Dataset records
.....
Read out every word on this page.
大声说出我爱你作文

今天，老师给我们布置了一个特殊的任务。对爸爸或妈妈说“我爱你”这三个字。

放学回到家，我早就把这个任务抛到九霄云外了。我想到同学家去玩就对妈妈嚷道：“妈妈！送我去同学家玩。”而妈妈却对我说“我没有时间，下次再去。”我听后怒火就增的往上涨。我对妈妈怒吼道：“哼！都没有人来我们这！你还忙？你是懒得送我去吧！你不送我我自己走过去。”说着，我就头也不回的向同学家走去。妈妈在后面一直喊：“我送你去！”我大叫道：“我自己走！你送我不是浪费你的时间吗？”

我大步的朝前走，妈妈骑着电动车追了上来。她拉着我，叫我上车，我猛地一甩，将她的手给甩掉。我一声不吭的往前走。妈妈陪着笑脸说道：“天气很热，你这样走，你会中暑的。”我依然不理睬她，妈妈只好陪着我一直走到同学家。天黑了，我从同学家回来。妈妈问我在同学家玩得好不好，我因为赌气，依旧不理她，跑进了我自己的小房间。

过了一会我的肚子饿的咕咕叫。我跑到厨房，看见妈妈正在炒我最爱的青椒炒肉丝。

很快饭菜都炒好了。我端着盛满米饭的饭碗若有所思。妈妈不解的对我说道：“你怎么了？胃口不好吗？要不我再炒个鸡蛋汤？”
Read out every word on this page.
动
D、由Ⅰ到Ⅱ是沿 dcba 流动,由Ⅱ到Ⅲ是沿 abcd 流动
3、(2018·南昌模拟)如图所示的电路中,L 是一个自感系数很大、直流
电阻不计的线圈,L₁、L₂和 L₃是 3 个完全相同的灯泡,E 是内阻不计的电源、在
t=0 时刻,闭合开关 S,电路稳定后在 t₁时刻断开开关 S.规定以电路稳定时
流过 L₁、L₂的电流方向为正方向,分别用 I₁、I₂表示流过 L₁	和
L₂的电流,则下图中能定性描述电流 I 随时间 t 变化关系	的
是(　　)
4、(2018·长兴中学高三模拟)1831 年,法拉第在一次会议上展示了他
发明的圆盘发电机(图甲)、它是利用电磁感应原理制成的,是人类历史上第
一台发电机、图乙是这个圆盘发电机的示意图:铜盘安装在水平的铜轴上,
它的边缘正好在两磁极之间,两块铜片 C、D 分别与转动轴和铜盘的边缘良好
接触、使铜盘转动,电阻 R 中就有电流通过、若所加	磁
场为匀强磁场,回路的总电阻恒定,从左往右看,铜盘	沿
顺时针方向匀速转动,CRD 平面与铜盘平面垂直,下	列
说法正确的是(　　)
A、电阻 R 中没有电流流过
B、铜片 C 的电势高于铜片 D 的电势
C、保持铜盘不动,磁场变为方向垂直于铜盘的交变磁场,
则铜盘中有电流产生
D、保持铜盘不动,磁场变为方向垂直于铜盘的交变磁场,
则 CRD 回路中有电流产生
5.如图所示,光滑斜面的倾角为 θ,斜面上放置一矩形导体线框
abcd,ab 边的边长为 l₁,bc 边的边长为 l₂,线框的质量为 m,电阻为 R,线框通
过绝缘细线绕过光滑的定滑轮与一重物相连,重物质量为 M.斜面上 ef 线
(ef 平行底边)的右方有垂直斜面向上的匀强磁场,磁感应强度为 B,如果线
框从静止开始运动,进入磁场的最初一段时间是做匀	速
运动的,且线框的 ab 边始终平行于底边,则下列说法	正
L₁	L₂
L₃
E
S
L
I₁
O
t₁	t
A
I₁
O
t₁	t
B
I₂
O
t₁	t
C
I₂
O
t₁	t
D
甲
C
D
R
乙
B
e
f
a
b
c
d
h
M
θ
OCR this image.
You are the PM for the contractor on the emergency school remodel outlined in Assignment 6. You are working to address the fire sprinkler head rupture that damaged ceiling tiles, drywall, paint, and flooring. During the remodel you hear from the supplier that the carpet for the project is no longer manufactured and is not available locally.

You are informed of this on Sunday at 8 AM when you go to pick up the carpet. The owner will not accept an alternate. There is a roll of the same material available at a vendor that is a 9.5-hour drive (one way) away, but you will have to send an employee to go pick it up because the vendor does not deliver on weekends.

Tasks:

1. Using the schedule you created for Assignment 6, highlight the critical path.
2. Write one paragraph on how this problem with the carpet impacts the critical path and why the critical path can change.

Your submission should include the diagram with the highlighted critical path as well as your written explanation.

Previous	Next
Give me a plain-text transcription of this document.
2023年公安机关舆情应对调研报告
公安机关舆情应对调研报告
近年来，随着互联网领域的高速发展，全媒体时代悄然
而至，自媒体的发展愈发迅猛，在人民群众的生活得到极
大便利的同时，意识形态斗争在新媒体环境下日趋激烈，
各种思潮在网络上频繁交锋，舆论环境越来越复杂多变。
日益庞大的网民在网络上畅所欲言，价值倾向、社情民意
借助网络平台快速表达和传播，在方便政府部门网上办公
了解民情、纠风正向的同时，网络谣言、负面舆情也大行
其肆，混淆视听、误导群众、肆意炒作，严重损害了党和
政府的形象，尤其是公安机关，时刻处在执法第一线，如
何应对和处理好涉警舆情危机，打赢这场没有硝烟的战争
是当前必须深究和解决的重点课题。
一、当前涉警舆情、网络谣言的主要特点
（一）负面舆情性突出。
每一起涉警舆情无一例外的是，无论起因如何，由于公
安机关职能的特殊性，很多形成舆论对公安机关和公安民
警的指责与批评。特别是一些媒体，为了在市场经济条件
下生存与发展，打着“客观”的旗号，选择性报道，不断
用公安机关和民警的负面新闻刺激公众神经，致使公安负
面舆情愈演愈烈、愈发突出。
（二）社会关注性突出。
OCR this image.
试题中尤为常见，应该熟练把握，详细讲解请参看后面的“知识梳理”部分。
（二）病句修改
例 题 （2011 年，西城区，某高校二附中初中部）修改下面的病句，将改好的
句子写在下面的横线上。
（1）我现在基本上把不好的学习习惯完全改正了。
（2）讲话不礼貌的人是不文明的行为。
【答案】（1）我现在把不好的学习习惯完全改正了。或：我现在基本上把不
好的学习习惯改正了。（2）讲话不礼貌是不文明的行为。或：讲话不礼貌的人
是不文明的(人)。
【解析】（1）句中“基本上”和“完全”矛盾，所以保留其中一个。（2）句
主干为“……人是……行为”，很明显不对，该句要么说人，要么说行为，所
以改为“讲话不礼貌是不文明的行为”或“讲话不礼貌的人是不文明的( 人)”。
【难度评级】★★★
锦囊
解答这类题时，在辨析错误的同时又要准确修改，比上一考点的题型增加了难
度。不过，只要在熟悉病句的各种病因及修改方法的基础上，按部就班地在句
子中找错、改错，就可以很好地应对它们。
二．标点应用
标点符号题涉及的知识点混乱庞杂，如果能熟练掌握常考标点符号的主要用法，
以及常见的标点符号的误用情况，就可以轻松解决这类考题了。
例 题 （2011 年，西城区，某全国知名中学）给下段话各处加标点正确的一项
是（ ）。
.....
> _What to work on_
Every line above should be written out again exactly as it stands.

> _Task answer_
Read out every word on this page.
大声说出我爱你作文

今天，老师给我们布置了一个特殊的任务。对爸爸或妈妈说“我爱你”这三个字。

放学回到家，我早就把这个任务抛到九霄云外了。我想到同学家去玩就对妈妈嚷道：“妈妈！送我去同学家玩。”而妈妈却对我说“我没有时间，下次再去。”我听后怒火就增的往上涨。我对妈妈怒吼道：“哼！都没有人来我们这！你还忙？你是懒得送我去吧！你不送我我自己走过去。”说着，我就头也不回的向同学家走去。妈妈在后面一直喊：“我送你去！”我大叫道：“我自己走！你送我不是浪费你的时间吗？”

我大步的朝前走，妈妈骑着电动车追了上来。她拉着我，叫我上车，我猛地一甩，将她的手给甩掉。我一声不吭的往前走。妈妈陪着笑脸说道：“天气很热，你这样走，你会中暑的。”我依然不理睬她，妈妈只好陪着我一直走到同学家。天黑了，我从同学家回来。妈妈问我在同学家玩得好不好，我因为赌气，依旧不理她，跑进了我自己的小房间。

过了一会我的肚子饿的咕咕叫。我跑到厨房，看见妈妈正在炒我最爱的青椒炒肉丝。

很快饭菜都炒好了。我端着盛满米饭的饭碗若有所思。妈妈不解的对我说道：“你怎么了？胃口不好吗？要不我再炒个鸡蛋汤？”
Read out every word on this page.
动
D、由Ⅰ到Ⅱ是沿 dcba 流动,由Ⅱ到Ⅲ是沿 abcd 流动
3、(2018·南昌模拟)如图所示的电路中,L 是一个自感系数很大、直流
电阻不计的线圈,L₁、L₂和 L₃是 3 个完全相同的灯泡,E 是内阻不计的电源、在
t=0 时刻,闭合开关 S,电路稳定后在 t₁时刻断开开关 S.规定以电路稳定时
流过 L₁、L₂的电流方向为正方向,分别用 I₁、I₂表示流过 L₁	和
L₂的电流,则下图中能定性描述电流 I 随时间 t 变化关系	的
是(　　)
4、(2018·长兴中学高三模拟)1831 年,法拉第在一次会议上展示了他
发明的圆盘发电机(图甲)、它是利用电磁感应原理制成的,是人类历史上第
一台发电机、图乙是这个圆盘发电机的示意图:铜盘安装在水平的铜轴上,
它的边缘正好在两磁极之间,两块铜片 C、D 分别与转动轴和铜盘的边缘良好
接触、使铜盘转动,电阻 R 中就有电流通过、若所加	磁
场为匀强磁场,回路的总电阻恒定,从左往右看,铜盘	沿
顺时针方向匀速转动,CRD 平面与铜盘平面垂直,下	列
说法正确的是(　　)
A、电阻 R 中没有电流流过
B、铜片 C 的电势高于铜片 D 的电势
C、保持铜盘不动,磁场变为方向垂直于铜盘的交变磁场,
则铜盘中有电流产生
D、保持铜盘不动,磁场变为方向垂直于铜盘的交变磁场,
则 CRD 回路中有电流产生
5.如图所示,光滑斜面的倾角为 θ,斜面上放置一矩形导体线框
abcd,ab 边的边长为 l₁,bc 边的边长为 l₂,线框的质量为 m,电阻为 R,线框通
过绝缘细线绕过光滑的定滑轮与一重物相连,重物质量为 M.斜面上 ef 线
(ef 平行底边)的右方有垂直斜面向上的匀强磁场,磁感应强度为 B,如果线
框从静止开始运动,进入磁场的最初一段时间是做匀	速
运动的,且线框的 ab 边始终平行于底边,则下列说法	正
L₁	L₂
L₃
E
S
L
I₁
O
t₁	t
A
I₁
O
t₁	t
B
I₂
O
t₁	t
C
I₂
O
t₁	t
D
甲
C
D
R
乙
B
e
f
a
b
c
d
h
M
θ
OCR this image.
You are the PM for the contractor on the emergency school remodel outlined in Assignment 6. You are working to address the fire sprinkler head rupture that damaged ceiling tiles, drywall, paint, and flooring. During the remodel you hear from the supplier that the carpet for the project is no longer manufactured and is not available locally.

You are informed of this on Sunday at 8 AM when you go to pick up the carpet. The owner will not accept an alternate. There is a roll of the same material available at a vendor that is a 9.5-hour drive (one way) away, but you will have to send an employee to go pick it up because the vendor does not deliver on weekends.

Tasks:

1. Using the schedule you created for Assignment 6, highlight the critical path.
2. Write one paragraph on how this problem with the carpet impacts the critical path and why the critical path can change.

Your submission should include the diagram with the highlighted critical path as well as your written explanation.

Previous	Next
Give me a plain-text transcription of this document.
2023年公安机关舆情应对调研报告
公安机关舆情应对调研报告
近年来，随着互联网领域的高速发展，全媒体时代悄然
而至，自媒体的发展愈发迅猛，在人民群众的生活得到极
大便利的同时，意识形态斗争在新媒体环境下日趋激烈，
各种思潮在网络上频繁交锋，舆论环境越来越复杂多变。
日益庞大的网民在网络上畅所欲言，价值倾向、社情民意
借助网络平台快速表达和传播，在方便政府部门网上办公
了解民情、纠风正向的同时，网络谣言、负面舆情也大行
其肆，混淆视听、误导群众、肆意炒作，严重损害了党和
政府的形象，尤其是公安机关，时刻处在执法第一线，如
何应对和处理好涉警舆情危机，打赢这场没有硝烟的战争
是当前必须深究和解决的重点课题。
一、当前涉警舆情、网络谣言的主要特点
（一）负面舆情性突出。
每一起涉警舆情无一例外的是，无论起因如何，由于公
安机关职能的特殊性，很多形成舆论对公安机关和公安民
警的指责与批评。特别是一些媒体，为了在市场经济条件
下生存与发展，打着“客观”的旗号，选择性报道，不断
用公安机关和民警的负面新闻刺激公众神经，致使公安负
面舆情愈演愈烈、愈发突出。
（二）社会关注性突出。
OCR this image.
试题中尤为常见，应该熟练把握，详细讲解请参看后面的“知识梳理”部分。
（二）病句修改
例 题 （2011 年，西城区，某高校二附中初中部）修改下面的病句，将改好的
句子写在下面的横线上。
（1）我现在基本上把不好的学习习惯完全改正了。
（2）讲话不礼貌的人是不文明的行为。
【答案】（1）我现在把不好的学习习惯完全改正了。或：我现在基本上把不
好的学习习惯改正了。（2）讲话不礼貌是不文明的行为。或：讲话不礼貌的人
是不文明的(人)。
【解析】（1）句中“基本上”和“完全”矛盾，所以保留其中一个。（2）句
主干为“……人是……行为”，很明显不对，该句要么说人，要么说行为，所
以改为“讲话不礼貌是不文明的行为”或“讲话不礼貌的人是不文明的( 人)”。
【难度评级】★★★
锦囊
解答这类题时，在辨析错误的同时又要准确修改，比上一考点的题型增加了难
度。不过，只要在熟悉病句的各种病因及修改方法的基础上，按部就班地在句
子中找错、改错，就可以很好地应对它们。
二．标点应用
标点符号题涉及的知识点混乱庞杂，如果能熟练掌握常考标点符号的主要用法，
以及常见的标点符号的误用情况，就可以轻松解决这类考题了。
例 题 （2011 年，西城区，某全国知名中学）给下段话各处加标点正确的一项
是（ ）。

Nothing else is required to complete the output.